------ READING PASSAGE

I had a 7100 (similar to 7200, just smaller HD). I sold my 7100 in January 2004 and bought a 508, then added a 721 in April. I have no regrets on selling my 7100 and wouldn't recommend the 7200 to someone buying something now because you have a $9.99 monthly fee that may or may not get waived by E* and it's a very old receiver (4-5 years old). The fee is charged if you want to activate the PVR features to record, but it's not clear whether or not you'll be charged this fee. Theoretically E* will be adding name based recording in the future (hopefully next year) to the 501/508/721 etc. Get the 501 and use it for several months before considering a 7200.


----------



## odie1 (Oct 14, 2004)

Just placed my order in, installing the 501 on tues the 19th. The lady i talk to said the installer will tune my dish if needed and check all hardware too..I'll make sure it has the lastest version 2.23 too and make everything works before he leaves...Yes i will consider the 721 in future, the 501 will have a 90 warrenty after install..


----------



## garypen (Feb 1, 2004)

Good decision, odie.


----------



## TomCat (Aug 31, 2002)

A 510, at $50, will cost you about $230 over 3 years, more if it lasts longer or isn't obsolete by then. At 5 years it baloons to $350. Anyone who owns a 2000 this long likely expects to hold on to its replacement for some time, as well. This makes a 721 (or the 501 deal) a better deal in the long run.


----------



## dnsc_installer (Sep 11, 2004)

odie1 said:


> Just placed my order in, installing the 501 on tues the 19th. The lady i talk to said the installer will tune my dish if needed and check all hardware too..I'll make sure it has the lastest version 2.23 too and make everything works before he leaves...Yes i will consider the 721 in future, the 501 will have a 90 warrenty after install..


Apologies for coming in when this thread is bout over, but just a question, and a word of advice. Are you getting this 501 through E*? If you are, make sure it is a 501 when the installer gets there, before he hooks anything up. I read another post where is was suppose to be sending a 301 to a sub and sent them a 311 instead. So good luck, the 501's where a pain when they first came out, but seem to have developed over time into a decent DVR. really wish I still had mine, but oh well. Good luck and all.


----------



## garypen (Feb 1, 2004)

Good point. He doesn't want a 510 and get saddled with that $5/mo fee.


----------



## Jacob S (Apr 14, 2002)

------------
------ GIVEN DATA

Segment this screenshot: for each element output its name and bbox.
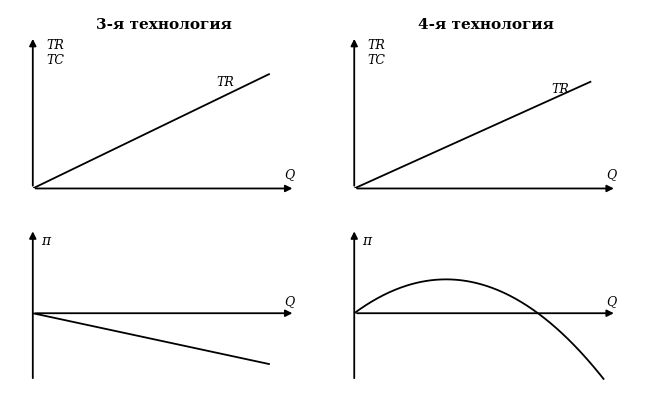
Text: Q: Q — [285, 295, 295, 308]
Text: Q: Q — [606, 168, 617, 181]
Text: TR: TR — [46, 39, 64, 52]
Text: TR: TR — [551, 83, 569, 95]
Text: π: π — [362, 234, 371, 248]
Text: TR: TR — [367, 39, 385, 52]
Text: Q: Q — [285, 168, 295, 181]
Text: TR: TR — [216, 77, 234, 89]
Text: π: π — [41, 234, 50, 248]
Text: Q: Q — [606, 295, 617, 308]
Title: 3-я технология: 3-я технология — [96, 18, 232, 32]
Text: TC: TC — [46, 55, 64, 67]
Title: 4-я технология: 4-я технология — [417, 18, 554, 32]
Text: TC: TC — [367, 55, 385, 67]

------------

### WRITTEN INSTRUCTION 1
Reproduce the records word for word, all of them, leaving out the pictures.
### WRITTEN INSTRUCTION 2
Continue the forum thread about satellite receivers from where it stops.

### WRITTEN REPLY 1
Segment this screenshot: for each element output its name and bbox.
Text: Q: Q — [285, 295, 295, 308]
Text: Q: Q — [606, 168, 617, 181]
Text: TR: TR — [46, 39, 64, 52]
Text: TR: TR — [551, 83, 569, 95]
Text: π: π — [362, 234, 371, 248]
Text: TR: TR — [367, 39, 385, 52]
Text: Q: Q — [285, 168, 295, 181]
Text: TR: TR — [216, 77, 234, 89]
Text: π: π — [41, 234, 50, 248]
Text: Q: Q — [606, 295, 617, 308]
Title: 3-я технология: 3-я технология — [96, 18, 232, 32]
Text: TC: TC — [46, 55, 64, 67]
Title: 4-я технология: 4-я технология — [417, 18, 554, 32]
Text: TC: TC — [367, 55, 385, 67]

### WRITTEN REPLY 2
The 721 was one of the best receivers ever made my Dish in my opinion. The two tuners, 90 hours, fast EPG, no DVR fee, great look interface. Price was a big high when I bought mine but now the price has dropped down a good bit.


----------



## Trisuper (Oct 6, 2004)

I am looking at the 721 but I am not sure how I need to run the cable. I have 2 receivers but am looking to replace only 1 of them. The model I am looking to replace is a 3900. I also have a SW21 switch. What do I need to purchase and do to be able to upgrade to a 721 receiver.

I have posted to another thread but this one seems to be more active.

Thanks.


----------



## MikeW (May 16, 2002)

Trisuper said:


> I am looking at the 721 but I am not sure how I need to run the cable. I have 2 receivers but am looking to replace only 1 of them. The model I am looking to replace is a 3900. I also have a SW21 switch. What do I need to purchase and do to be able to upgrade to a 721 receiver.
> 
> I have posted to another thread but this one seems to be more active.
> 
> Thanks.


To get an accurate response, you need to provide more information on your current setup.

Specifically...

What is the model of the receiver that is staying? (is it DishPro compatible)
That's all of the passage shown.